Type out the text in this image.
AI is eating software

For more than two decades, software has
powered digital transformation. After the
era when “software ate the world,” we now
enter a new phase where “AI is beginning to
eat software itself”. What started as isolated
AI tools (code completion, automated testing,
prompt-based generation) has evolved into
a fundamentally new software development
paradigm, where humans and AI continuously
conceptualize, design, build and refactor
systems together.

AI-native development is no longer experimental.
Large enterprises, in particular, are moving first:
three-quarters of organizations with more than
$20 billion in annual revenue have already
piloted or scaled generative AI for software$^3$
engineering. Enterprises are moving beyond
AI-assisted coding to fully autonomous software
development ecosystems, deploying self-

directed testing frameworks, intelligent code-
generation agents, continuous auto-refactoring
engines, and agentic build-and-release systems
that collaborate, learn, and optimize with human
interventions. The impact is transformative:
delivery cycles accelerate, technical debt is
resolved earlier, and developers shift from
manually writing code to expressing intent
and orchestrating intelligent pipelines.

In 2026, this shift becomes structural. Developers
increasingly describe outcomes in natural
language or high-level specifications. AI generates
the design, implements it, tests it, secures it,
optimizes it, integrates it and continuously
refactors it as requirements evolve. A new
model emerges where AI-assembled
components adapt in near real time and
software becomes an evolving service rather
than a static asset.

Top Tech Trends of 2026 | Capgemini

■ Description of the task
Check each line above for the string "moving", then copy the ones that have it.

■ Correct result
Large enterprises, in particular, are moving first:
engineering. Enterprises are moving beyond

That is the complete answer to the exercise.